> _Aim_
Return only the number of lines that hold "this".

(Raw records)
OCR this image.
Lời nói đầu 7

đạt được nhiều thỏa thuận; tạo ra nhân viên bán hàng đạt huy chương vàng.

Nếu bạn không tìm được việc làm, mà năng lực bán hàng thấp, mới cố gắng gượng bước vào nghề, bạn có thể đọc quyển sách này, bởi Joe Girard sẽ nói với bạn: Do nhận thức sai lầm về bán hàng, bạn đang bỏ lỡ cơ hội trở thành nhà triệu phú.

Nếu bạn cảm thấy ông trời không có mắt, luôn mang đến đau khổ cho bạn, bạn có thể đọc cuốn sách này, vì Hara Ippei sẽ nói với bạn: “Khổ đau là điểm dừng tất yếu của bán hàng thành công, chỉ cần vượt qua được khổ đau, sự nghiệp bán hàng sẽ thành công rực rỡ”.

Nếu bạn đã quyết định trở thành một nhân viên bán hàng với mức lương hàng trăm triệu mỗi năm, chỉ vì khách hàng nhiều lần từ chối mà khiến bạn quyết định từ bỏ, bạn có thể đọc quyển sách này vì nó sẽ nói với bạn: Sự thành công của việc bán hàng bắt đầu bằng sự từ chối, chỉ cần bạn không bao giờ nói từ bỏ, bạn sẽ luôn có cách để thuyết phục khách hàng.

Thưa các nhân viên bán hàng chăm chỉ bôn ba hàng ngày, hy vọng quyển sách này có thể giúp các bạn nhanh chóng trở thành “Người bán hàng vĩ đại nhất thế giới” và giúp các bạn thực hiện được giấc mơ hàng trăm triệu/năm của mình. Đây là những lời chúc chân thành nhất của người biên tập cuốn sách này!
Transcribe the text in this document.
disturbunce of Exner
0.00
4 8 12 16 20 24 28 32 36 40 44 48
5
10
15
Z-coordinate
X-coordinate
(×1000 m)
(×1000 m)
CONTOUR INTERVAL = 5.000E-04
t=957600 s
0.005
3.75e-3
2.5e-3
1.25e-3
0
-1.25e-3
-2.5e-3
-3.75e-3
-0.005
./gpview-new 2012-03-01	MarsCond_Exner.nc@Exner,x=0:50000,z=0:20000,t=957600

> _The answer_
2